[start]

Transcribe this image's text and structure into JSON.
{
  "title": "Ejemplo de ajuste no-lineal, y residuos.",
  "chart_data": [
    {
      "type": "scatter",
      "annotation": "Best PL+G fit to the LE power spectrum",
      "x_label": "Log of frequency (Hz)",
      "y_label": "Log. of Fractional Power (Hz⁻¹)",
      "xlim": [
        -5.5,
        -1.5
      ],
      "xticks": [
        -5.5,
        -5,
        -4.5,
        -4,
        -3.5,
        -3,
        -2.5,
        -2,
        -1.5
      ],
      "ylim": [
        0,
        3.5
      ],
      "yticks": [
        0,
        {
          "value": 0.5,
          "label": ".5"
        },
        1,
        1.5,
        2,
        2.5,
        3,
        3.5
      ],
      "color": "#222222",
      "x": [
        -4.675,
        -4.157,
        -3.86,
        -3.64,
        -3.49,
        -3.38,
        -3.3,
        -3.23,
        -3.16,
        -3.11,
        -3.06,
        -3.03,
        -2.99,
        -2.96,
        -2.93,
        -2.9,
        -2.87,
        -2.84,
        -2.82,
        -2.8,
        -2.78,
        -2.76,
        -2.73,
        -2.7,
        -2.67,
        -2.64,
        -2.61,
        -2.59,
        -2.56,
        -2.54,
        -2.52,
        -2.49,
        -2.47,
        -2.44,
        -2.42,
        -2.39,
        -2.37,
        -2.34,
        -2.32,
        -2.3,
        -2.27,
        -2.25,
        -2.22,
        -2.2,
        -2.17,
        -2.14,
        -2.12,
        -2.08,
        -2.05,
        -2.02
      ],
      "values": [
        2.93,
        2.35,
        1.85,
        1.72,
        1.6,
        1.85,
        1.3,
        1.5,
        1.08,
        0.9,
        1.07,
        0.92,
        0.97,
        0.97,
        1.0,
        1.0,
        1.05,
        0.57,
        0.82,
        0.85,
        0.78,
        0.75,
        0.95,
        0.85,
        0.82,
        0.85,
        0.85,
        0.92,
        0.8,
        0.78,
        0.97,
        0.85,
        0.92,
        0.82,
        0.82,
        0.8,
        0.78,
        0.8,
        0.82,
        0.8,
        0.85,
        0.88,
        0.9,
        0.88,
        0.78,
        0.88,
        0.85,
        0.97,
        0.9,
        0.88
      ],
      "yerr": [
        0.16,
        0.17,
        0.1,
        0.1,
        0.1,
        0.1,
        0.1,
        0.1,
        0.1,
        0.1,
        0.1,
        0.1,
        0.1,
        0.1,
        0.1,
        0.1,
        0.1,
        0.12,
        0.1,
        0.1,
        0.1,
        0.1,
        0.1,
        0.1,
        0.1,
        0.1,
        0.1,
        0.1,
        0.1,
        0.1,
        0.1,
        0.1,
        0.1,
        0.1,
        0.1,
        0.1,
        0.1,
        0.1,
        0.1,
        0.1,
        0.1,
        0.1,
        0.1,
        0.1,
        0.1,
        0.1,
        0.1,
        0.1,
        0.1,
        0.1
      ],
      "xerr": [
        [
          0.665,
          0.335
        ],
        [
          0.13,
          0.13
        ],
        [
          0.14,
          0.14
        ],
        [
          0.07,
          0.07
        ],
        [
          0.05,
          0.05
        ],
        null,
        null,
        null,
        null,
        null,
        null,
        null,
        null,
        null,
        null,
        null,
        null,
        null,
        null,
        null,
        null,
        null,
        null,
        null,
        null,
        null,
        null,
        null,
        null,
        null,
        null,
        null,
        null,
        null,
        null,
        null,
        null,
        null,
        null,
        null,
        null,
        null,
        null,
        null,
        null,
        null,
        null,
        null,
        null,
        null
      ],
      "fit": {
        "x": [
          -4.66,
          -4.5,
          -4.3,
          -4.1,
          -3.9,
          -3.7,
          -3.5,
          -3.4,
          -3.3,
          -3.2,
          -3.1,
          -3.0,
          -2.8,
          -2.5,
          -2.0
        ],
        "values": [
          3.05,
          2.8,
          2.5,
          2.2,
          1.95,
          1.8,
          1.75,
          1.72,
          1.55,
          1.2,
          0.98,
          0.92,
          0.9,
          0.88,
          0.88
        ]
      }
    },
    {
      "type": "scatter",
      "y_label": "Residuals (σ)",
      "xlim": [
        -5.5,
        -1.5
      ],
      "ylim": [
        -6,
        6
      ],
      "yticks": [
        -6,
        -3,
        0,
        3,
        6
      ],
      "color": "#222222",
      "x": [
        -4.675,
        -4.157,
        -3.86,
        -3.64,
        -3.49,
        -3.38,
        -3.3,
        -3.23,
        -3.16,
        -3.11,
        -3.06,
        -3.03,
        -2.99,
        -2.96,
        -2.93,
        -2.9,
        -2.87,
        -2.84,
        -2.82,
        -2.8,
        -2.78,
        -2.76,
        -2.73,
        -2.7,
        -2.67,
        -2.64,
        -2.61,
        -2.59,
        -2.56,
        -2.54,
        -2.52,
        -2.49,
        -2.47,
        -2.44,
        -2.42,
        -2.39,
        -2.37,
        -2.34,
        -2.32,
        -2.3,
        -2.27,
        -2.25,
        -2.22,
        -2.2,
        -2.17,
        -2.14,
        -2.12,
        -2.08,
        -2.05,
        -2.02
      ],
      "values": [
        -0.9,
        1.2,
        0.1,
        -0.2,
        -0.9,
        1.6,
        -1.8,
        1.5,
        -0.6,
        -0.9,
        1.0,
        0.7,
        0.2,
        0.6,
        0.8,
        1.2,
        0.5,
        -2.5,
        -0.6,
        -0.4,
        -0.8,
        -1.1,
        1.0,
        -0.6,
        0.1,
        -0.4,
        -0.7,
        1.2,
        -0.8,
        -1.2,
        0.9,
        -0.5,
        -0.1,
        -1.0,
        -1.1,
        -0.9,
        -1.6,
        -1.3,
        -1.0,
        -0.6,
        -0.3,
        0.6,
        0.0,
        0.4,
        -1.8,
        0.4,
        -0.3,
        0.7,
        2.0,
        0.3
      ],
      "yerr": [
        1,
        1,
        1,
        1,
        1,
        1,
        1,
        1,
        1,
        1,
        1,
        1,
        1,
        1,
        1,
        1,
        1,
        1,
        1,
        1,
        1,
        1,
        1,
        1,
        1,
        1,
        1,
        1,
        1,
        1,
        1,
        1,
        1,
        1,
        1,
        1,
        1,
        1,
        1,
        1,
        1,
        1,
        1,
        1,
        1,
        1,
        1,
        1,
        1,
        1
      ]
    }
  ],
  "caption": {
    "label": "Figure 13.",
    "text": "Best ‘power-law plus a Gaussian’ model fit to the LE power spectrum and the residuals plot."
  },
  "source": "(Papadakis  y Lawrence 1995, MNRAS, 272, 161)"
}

[end]

Go through the records and gather the lines that hold "text".

Transcribe this image's text and structure into JSON.
    "text": "Best ‘power-law plus a Gaussian’ model fit to the LE power spectrum and the residuals plot."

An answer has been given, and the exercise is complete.